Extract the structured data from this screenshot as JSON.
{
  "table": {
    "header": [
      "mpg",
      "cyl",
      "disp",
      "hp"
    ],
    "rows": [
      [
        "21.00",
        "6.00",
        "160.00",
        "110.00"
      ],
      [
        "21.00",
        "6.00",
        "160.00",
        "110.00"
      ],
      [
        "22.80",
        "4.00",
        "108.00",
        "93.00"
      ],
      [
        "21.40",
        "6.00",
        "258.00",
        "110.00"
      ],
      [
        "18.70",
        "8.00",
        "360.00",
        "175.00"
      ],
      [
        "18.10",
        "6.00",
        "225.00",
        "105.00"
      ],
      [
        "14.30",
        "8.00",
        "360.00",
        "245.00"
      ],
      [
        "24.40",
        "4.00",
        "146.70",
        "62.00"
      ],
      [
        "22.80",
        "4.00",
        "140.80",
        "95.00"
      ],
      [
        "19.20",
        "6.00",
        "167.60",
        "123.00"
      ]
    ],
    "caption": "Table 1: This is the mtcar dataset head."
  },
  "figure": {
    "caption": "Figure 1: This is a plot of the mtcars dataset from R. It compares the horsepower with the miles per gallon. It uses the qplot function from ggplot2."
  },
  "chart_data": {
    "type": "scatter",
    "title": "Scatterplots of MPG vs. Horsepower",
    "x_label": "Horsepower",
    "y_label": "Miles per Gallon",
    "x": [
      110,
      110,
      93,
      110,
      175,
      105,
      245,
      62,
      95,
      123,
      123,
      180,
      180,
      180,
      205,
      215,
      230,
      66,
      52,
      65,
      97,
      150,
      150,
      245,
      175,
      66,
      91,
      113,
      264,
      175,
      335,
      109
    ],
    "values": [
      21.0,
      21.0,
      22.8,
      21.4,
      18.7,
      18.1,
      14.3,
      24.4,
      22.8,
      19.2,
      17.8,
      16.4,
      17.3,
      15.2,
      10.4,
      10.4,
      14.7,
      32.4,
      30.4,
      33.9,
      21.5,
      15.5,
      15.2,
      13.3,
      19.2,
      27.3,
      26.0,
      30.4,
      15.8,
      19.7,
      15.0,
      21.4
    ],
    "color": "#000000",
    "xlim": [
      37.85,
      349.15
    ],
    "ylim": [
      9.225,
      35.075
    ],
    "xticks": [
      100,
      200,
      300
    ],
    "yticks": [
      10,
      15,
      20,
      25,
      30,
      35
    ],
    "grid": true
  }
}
————
#### THE TASK
How many lines of the listing above include the word "caption"? State the number and nothing else.

#### ANSWER FOR THIS EXERCISE
2